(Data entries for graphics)
>>>

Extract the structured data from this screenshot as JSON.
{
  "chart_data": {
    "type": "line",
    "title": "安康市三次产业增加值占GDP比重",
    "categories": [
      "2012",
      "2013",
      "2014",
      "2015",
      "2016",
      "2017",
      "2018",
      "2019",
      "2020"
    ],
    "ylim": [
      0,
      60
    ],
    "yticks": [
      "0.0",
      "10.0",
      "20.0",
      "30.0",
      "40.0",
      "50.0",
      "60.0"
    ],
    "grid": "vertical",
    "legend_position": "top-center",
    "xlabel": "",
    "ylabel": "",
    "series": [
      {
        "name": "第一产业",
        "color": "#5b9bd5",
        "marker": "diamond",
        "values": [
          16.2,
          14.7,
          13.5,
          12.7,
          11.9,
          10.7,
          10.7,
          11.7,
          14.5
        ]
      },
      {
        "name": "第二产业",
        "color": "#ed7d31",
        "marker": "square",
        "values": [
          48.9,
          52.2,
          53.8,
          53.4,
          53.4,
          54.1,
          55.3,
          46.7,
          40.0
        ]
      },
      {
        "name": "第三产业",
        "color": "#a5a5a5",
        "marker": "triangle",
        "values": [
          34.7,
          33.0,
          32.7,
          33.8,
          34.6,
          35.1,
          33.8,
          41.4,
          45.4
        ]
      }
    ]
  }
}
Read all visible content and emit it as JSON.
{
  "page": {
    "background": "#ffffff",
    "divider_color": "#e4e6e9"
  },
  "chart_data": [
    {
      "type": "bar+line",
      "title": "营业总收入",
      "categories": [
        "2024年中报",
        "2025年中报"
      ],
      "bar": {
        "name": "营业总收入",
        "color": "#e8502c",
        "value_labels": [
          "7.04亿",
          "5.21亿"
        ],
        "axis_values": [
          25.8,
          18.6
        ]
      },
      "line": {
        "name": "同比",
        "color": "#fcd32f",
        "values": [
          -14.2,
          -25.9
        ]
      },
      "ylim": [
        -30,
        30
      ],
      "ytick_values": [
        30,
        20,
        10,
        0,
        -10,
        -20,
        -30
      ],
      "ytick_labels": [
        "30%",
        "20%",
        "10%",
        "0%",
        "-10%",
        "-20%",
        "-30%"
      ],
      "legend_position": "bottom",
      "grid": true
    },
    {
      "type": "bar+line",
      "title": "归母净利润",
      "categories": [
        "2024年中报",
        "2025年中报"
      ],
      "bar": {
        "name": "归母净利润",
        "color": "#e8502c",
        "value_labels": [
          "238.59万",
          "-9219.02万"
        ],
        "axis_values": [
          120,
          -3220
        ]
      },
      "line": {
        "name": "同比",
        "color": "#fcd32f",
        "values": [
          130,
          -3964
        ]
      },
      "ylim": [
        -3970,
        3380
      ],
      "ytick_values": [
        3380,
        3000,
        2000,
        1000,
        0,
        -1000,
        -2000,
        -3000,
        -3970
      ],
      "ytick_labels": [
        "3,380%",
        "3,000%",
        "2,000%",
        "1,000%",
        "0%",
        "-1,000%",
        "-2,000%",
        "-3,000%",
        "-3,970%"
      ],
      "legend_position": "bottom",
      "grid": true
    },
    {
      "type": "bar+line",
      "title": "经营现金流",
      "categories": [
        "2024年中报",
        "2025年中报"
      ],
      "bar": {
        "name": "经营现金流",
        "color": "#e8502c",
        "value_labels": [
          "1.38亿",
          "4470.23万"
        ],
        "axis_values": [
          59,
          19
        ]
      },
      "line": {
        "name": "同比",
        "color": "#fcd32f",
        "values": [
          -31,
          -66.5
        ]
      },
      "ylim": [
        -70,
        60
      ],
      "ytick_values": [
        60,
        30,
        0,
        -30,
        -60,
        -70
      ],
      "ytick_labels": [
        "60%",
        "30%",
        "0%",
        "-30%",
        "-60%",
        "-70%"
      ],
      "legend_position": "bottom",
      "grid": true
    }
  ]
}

<<<

Retype the entries one by one, exactly.

Extract the structured data from this screenshot as JSON.
{
  "chart_data": {
    "type": "line",
    "title": "安康市三次产业增加值占GDP比重",
    "categories": [
      "2012",
      "2013",
      "2014",
      "2015",
      "2016",
      "2017",
      "2018",
      "2019",
      "2020"
    ],
    "ylim": [
      0,
      60
    ],
    "yticks": [
      "0.0",
      "10.0",
      "20.0",
      "30.0",
      "40.0",
      "50.0",
      "60.0"
    ],
    "grid": "vertical",
    "legend_position": "top-center",
    "xlabel": "",
    "ylabel": "",
    "series": [
      {
        "name": "第一产业",
        "color": "#5b9bd5",
        "marker": "diamond",
        "values": [
          16.2,
          14.7,
          13.5,
          12.7,
          11.9,
          10.7,
          10.7,
          11.7,
          14.5
        ]
      },
      {
        "name": "第二产业",
        "color": "#ed7d31",
        "marker": "square",
        "values": [
          48.9,
          52.2,
          53.8,
          53.4,
          53.4,
          54.1,
          55.3,
          46.7,
          40.0
        ]
      },
      {
        "name": "第三产业",
        "color": "#a5a5a5",
        "marker": "triangle",
        "values": [
          34.7,
          33.0,
          32.7,
          33.8,
          34.6,
          35.1,
          33.8,
          41.4,
          45.4
        ]
      }
    ]
  }
}
Read all visible content and emit it as JSON.
{
  "page": {
    "background": "#ffffff",
    "divider_color": "#e4e6e9"
  },
  "chart_data": [
    {
      "type": "bar+line",
      "title": "营业总收入",
      "categories": [
        "2024年中报",
        "2025年中报"
      ],
      "bar": {
        "name": "营业总收入",
        "color": "#e8502c",
        "value_labels": [
          "7.04亿",
          "5.21亿"
        ],
        "axis_values": [
          25.8,
          18.6
        ]
      },
      "line": {
        "name": "同比",
        "color": "#fcd32f",
        "values": [
          -14.2,
          -25.9
        ]
      },
      "ylim": [
        -30,
        30
      ],
      "ytick_values": [
        30,
        20,
        10,
        0,
        -10,
        -20,
        -30
      ],
      "ytick_labels": [
        "30%",
        "20%",
        "10%",
        "0%",
        "-10%",
        "-20%",
        "-30%"
      ],
      "legend_position": "bottom",
      "grid": true
    },
    {
      "type": "bar+line",
      "title": "归母净利润",
      "categories": [
        "2024年中报",
        "2025年中报"
      ],
      "bar": {
        "name": "归母净利润",
        "color": "#e8502c",
        "value_labels": [
          "238.59万",
          "-9219.02万"
        ],
        "axis_values": [
          120,
          -3220
        ]
      },
      "line": {
        "name": "同比",
        "color": "#fcd32f",
        "values": [
          130,
          -3964
        ]
      },
      "ylim": [
        -3970,
        3380
      ],
      "ytick_values": [
        3380,
        3000,
        2000,
        1000,
        0,
        -1000,
        -2000,
        -3000,
        -3970
      ],
      "ytick_labels": [
        "3,380%",
        "3,000%",
        "2,000%",
        "1,000%",
        "0%",
        "-1,000%",
        "-2,000%",
        "-3,000%",
        "-3,970%"
      ],
      "legend_position": "bottom",
      "grid": true
    },
    {
      "type": "bar+line",
      "title": "经营现金流",
      "categories": [
        "2024年中报",
        "2025年中报"
      ],
      "bar": {
        "name": "经营现金流",
        "color": "#e8502c",
        "value_labels": [
          "1.38亿",
          "4470.23万"
        ],
        "axis_values": [
          59,
          19
        ]
      },
      "line": {
        "name": "同比",
        "color": "#fcd32f",
        "values": [
          -31,
          -66.5
        ]
      },
      "ylim": [
        -70,
        60
      ],
      "ytick_values": [
        60,
        30,
        0,
        -30,
        -60,
        -70
      ],
      "ytick_labels": [
        "60%",
        "30%",
        "0%",
        "-30%",
        "-60%",
        "-70%"
      ],
      "legend_position": "bottom",
      "grid": true
    }
  ]
}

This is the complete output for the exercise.